▶ [Directive 1]: Transcribe the following passage about drone filming at an urban bike race, from "Drones have revolutionized" up to and including "some serious tricks.".

▶ [Selected extract]:
□ □ □ □
Drone Filming Chile’s Urban Bike Race Takes Some Fancy Radio Gear

Drones have revolutionized the world of videography in perhaps the biggest way since the advent of digital hardware. They’re used to get shots that are impractical or entirely impossible to get by any other means. The [Dutch Drone Gods] specialize in such work. When it came to filming an urban mountain bike race in a dense Chilean city, they had to bust out some serious tricks.

The FPV video feed was grainy, but good enough to keep the pilot on track. The drone carried a separate second camera for capturing high-quality footage of the run.

Typically, running a drone chase cam behind a biker would require some good first-person flying skills and a quick drone. However, for the Red Bull Valparaiso Cerro Abajo urban downhill event, this alone would not be enough. The tight course winds down staircases between thick concrete walls and even through houses, presenting huge challenges to maintaining signal integrity. Without a clear video signal, the pilot can’t fly the drone without crashing.
□ □ □ □
▶ [Given records]:
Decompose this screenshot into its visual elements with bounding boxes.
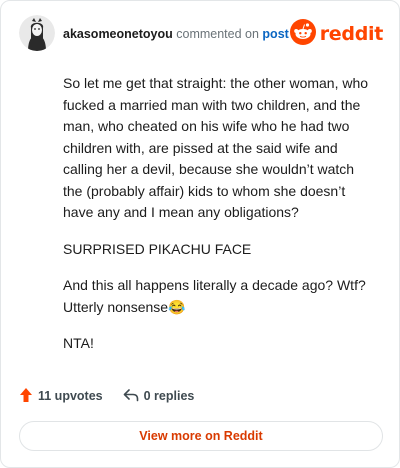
replies-stat[interactable]: 0 replies — [123, 388, 195, 405]
action-text: commented on — [176, 27, 259, 41]
reddit-logo[interactable]: reddit — [289, 18, 384, 50]
comment-body: So let me get that straight: the other w… — [63, 73, 373, 370]
upvotes-count: 11 upvotes — [38, 389, 103, 403]
view-more-on-reddit-button[interactable]: View more on Reddit — [19, 421, 383, 451]
comment-byline: akasomeonetoyou commented on post — [63, 27, 289, 41]
upvotes-stat[interactable]: 11 upvotes — [19, 387, 103, 406]
comment-paragraph: And this all happens literally a decade … — [63, 277, 366, 315]
comment-paragraph: SURPRISED PIKACHU FACE — [63, 240, 252, 257]
comment-paragraph: So let me get that straight: the other w… — [63, 75, 369, 220]
replies-count: 0 replies — [143, 389, 195, 403]
comment-embed-card: akasomeonetoyou commented on post reddit — [0, 0, 400, 468]
username-link[interactable]: akasomeonetoyou — [63, 27, 173, 41]
reply-arrow-icon — [123, 388, 144, 405]
post-link[interactable]: post — [262, 27, 288, 41]
reddit-wordmark: reddit — [319, 23, 384, 45]
comment-paragraph: NTA! — [63, 335, 94, 351]
reddit-snoo-icon — [289, 18, 316, 50]
avatar[interactable] — [19, 15, 55, 51]
comment-stats: 11 upvotes 0 replies — [19, 385, 214, 407]
upvote-arrow-icon — [19, 387, 38, 406]
comment-header: akasomeonetoyou commented on post reddit — [19, 15, 383, 53]
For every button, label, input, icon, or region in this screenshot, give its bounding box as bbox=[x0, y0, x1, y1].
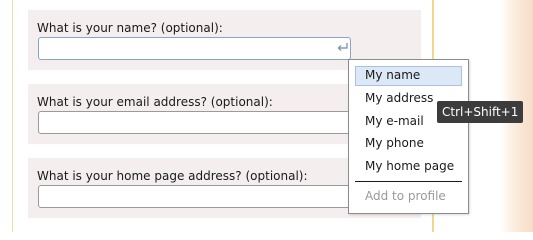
email-field-label: What is your email address? (optional): bbox=[37, 95, 273, 109]
autofill-popup-menu: My name My address My e-mail My phone My… bbox=[348, 59, 469, 214]
email-input[interactable] bbox=[38, 111, 351, 134]
shortcut-tooltip: Ctrl+Shift+1 bbox=[437, 101, 524, 123]
left-page-border bbox=[12, 0, 13, 232]
name-field-label: What is your name? (optional): bbox=[37, 21, 223, 35]
homepage-field-label: What is your home page address? (optiona… bbox=[37, 169, 308, 183]
enter-key-icon[interactable] bbox=[336, 42, 350, 54]
menu-item-my-home-page[interactable]: My home page bbox=[355, 157, 462, 177]
menu-item-my-name[interactable]: My name bbox=[355, 66, 462, 86]
menu-item-add-to-profile: Add to profile bbox=[365, 189, 446, 203]
name-input[interactable] bbox=[38, 37, 351, 60]
menu-item-my-phone[interactable]: My phone bbox=[355, 134, 462, 154]
menu-separator bbox=[355, 181, 462, 182]
page: What is your name? (optional): What is y… bbox=[0, 0, 533, 232]
homepage-input[interactable] bbox=[38, 185, 351, 208]
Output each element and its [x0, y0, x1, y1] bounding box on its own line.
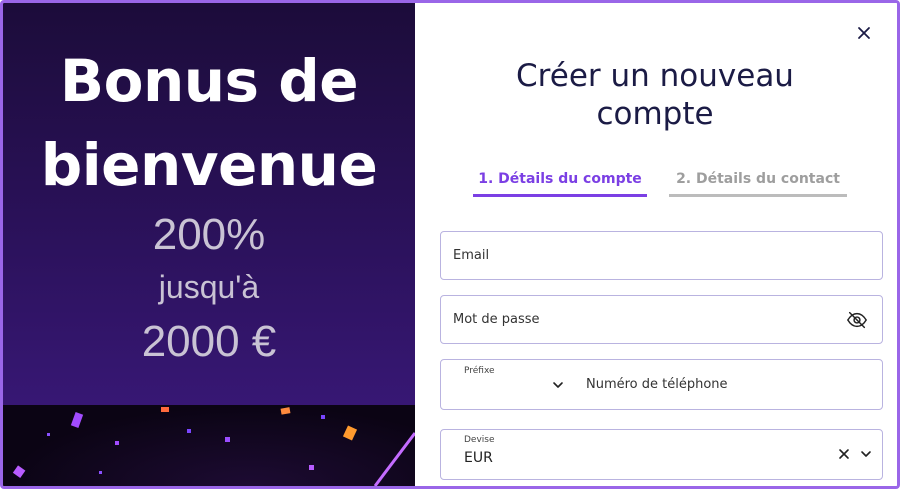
□ □ □ □
▶ [Directive 2]: Restate word for word the rows from the line with "replies-stat[interactable]: 0 replies" up to and including the line with "view-more-on-reddit-button[interactable]: View more".

▶ [Exercise output 1]:
Drones have revolutionized the world of videography in perhaps the biggest way since the advent of digital hardware. They’re used to get shots that are impractical or entirely impossible to get by any other means. The [Dutch Drone Gods] specialize in such work. When it came to filming an urban mountain bike race in a dense Chilean city, they had to bust out some serious tricks.

▶ [Exercise output 2]:
replies-stat[interactable]: 0 replies — [123, 388, 195, 405]
action-text: commented on — [176, 27, 259, 41]
reddit-logo[interactable]: reddit — [289, 18, 384, 50]
comment-body: So let me get that straight: the other w… — [63, 73, 373, 370]
upvotes-count: 11 upvotes — [38, 389, 103, 403]
view-more-on-reddit-button[interactable]: View more on Reddit — [19, 421, 383, 451]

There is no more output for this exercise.